**PROBLEM DESCRIPTION**
Reproduce the listing that follows with no differences at all.

**DATA**

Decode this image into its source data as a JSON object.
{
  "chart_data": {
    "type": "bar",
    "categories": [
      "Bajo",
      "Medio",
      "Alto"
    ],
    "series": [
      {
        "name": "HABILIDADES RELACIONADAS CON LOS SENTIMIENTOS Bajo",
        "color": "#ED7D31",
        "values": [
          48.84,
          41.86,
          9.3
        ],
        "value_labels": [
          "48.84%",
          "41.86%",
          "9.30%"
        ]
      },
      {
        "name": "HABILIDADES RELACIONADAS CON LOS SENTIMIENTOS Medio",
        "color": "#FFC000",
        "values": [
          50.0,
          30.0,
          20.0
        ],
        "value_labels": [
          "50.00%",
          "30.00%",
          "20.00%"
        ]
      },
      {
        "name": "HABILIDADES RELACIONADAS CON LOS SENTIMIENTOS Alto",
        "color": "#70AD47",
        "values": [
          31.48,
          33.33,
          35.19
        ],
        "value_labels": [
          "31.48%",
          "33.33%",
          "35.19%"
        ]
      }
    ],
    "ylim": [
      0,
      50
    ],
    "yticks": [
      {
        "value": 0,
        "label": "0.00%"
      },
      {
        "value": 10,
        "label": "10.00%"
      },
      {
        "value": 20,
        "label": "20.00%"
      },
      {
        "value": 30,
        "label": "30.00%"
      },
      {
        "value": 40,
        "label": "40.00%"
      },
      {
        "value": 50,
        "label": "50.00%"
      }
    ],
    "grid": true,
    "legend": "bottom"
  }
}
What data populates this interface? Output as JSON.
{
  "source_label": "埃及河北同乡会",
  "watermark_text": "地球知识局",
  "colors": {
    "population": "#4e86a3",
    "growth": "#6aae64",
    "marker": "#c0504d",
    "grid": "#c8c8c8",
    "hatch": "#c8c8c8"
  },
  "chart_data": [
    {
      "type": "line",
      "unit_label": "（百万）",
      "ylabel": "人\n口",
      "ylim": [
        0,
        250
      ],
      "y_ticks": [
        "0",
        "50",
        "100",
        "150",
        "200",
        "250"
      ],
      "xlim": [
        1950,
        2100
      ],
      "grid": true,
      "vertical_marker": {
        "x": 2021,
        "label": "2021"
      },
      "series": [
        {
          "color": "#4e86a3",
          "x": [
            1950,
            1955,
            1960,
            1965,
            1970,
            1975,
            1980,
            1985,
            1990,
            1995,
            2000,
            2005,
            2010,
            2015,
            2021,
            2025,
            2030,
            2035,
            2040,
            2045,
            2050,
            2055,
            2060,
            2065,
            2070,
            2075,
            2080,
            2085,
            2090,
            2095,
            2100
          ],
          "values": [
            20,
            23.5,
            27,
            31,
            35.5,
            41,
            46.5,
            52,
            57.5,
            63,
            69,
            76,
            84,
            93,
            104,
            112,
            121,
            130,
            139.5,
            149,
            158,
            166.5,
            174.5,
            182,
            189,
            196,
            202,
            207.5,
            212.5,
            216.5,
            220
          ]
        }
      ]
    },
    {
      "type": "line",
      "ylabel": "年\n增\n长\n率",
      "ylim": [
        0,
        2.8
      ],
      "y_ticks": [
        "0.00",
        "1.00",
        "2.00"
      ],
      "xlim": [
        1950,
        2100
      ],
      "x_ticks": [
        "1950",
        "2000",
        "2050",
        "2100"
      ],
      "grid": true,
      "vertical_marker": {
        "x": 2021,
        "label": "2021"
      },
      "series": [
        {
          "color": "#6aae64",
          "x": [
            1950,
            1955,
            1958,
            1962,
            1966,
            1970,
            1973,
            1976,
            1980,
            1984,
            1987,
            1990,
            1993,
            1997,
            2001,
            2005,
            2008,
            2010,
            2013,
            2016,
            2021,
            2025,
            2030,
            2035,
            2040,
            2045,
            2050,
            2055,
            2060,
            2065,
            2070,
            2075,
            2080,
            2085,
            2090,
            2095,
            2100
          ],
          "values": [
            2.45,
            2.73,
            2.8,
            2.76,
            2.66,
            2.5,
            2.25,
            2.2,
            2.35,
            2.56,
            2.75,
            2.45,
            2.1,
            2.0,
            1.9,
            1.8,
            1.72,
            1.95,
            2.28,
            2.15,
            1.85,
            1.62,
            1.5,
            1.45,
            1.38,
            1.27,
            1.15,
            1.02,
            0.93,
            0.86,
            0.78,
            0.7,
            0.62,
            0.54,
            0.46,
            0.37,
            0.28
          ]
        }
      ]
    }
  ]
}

**RESULT FOR THIS EXERCISE**
Decode this image into its source data as a JSON object.
{
  "chart_data": {
    "type": "bar",
    "categories": [
      "Bajo",
      "Medio",
      "Alto"
    ],
    "series": [
      {
        "name": "HABILIDADES RELACIONADAS CON LOS SENTIMIENTOS Bajo",
        "color": "#ED7D31",
        "values": [
          48.84,
          41.86,
          9.3
        ],
        "value_labels": [
          "48.84%",
          "41.86%",
          "9.30%"
        ]
      },
      {
        "name": "HABILIDADES RELACIONADAS CON LOS SENTIMIENTOS Medio",
        "color": "#FFC000",
        "values": [
          50.0,
          30.0,
          20.0
        ],
        "value_labels": [
          "50.00%",
          "30.00%",
          "20.00%"
        ]
      },
      {
        "name": "HABILIDADES RELACIONADAS CON LOS SENTIMIENTOS Alto",
        "color": "#70AD47",
        "values": [
          31.48,
          33.33,
          35.19
        ],
        "value_labels": [
          "31.48%",
          "33.33%",
          "35.19%"
        ]
      }
    ],
    "ylim": [
      0,
      50
    ],
    "yticks": [
      {
        "value": 0,
        "label": "0.00%"
      },
      {
        "value": 10,
        "label": "10.00%"
      },
      {
        "value": 20,
        "label": "20.00%"
      },
      {
        "value": 30,
        "label": "30.00%"
      },
      {
        "value": 40,
        "label": "40.00%"
      },
      {
        "value": 50,
        "label": "50.00%"
      }
    ],
    "grid": true,
    "legend": "bottom"
  }
}
What data populates this interface? Output as JSON.
{
  "source_label": "埃及河北同乡会",
  "watermark_text": "地球知识局",
  "colors": {
    "population": "#4e86a3",
    "growth": "#6aae64",
    "marker": "#c0504d",
    "grid": "#c8c8c8",
    "hatch": "#c8c8c8"
  },
  "chart_data": [
    {
      "type": "line",
      "unit_label": "（百万）",
      "ylabel": "人\n口",
      "ylim": [
        0,
        250
      ],
      "y_ticks": [
        "0",
        "50",
        "100",
        "150",
        "200",
        "250"
      ],
      "xlim": [
        1950,
        2100
      ],
      "grid": true,
      "vertical_marker": {
        "x": 2021,
        "label": "2021"
      },
      "series": [
        {
          "color": "#4e86a3",
          "x": [
            1950,
            1955,
            1960,
            1965,
            1970,
            1975,
            1980,
            1985,
            1990,
            1995,
            2000,
            2005,
            2010,
            2015,
            2021,
            2025,
            2030,
            2035,
            2040,
            2045,
            2050,
            2055,
            2060,
            2065,
            2070,
            2075,
            2080,
            2085,
            2090,
            2095,
            2100
          ],
          "values": [
            20,
            23.5,
            27,
            31,
            35.5,
            41,
            46.5,
            52,
            57.5,
            63,
            69,
            76,
            84,
            93,
            104,
            112,
            121,
            130,
            139.5,
            149,
            158,
            166.5,
            174.5,
            182,
            189,
            196,
            202,
            207.5,
            212.5,
            216.5,
            220
          ]
        }
      ]
    },
    {
      "type": "line",
      "ylabel": "年\n增\n长\n率",
      "ylim": [
        0,
        2.8
      ],
      "y_ticks": [
        "0.00",
        "1.00",
        "2.00"
      ],
      "xlim": [
        1950,
        2100
      ],
      "x_ticks": [
        "1950",
        "2000",
        "2050",
        "2100"
      ],
      "grid": true,
      "vertical_marker": {
        "x": 2021,
        "label": "2021"
      },
      "series": [
        {
          "color": "#6aae64",
          "x": [
            1950,
            1955,
            1958,
            1962,
            1966,
            1970,
            1973,
            1976,
            1980,
            1984,
            1987,
            1990,
            1993,
            1997,
            2001,
            2005,
            2008,
            2010,
            2013,
            2016,
            2021,
            2025,
            2030,
            2035,
            2040,
            2045,
            2050,
            2055,
            2060,
            2065,
            2070,
            2075,
            2080,
            2085,
            2090,
            2095,
            2100
          ],
          "values": [
            2.45,
            2.73,
            2.8,
            2.76,
            2.66,
            2.5,
            2.25,
            2.2,
            2.35,
            2.56,
            2.75,
            2.45,
            2.1,
            2.0,
            1.9,
            1.8,
            1.72,
            1.95,
            2.28,
            2.15,
            1.85,
            1.62,
            1.5,
            1.45,
            1.38,
            1.27,
            1.15,
            1.02,
            0.93,
            0.86,
            0.78,
            0.7,
            0.62,
            0.54,
            0.46,
            0.37,
            0.28
          ]
        }
      ]
    }
  ]
}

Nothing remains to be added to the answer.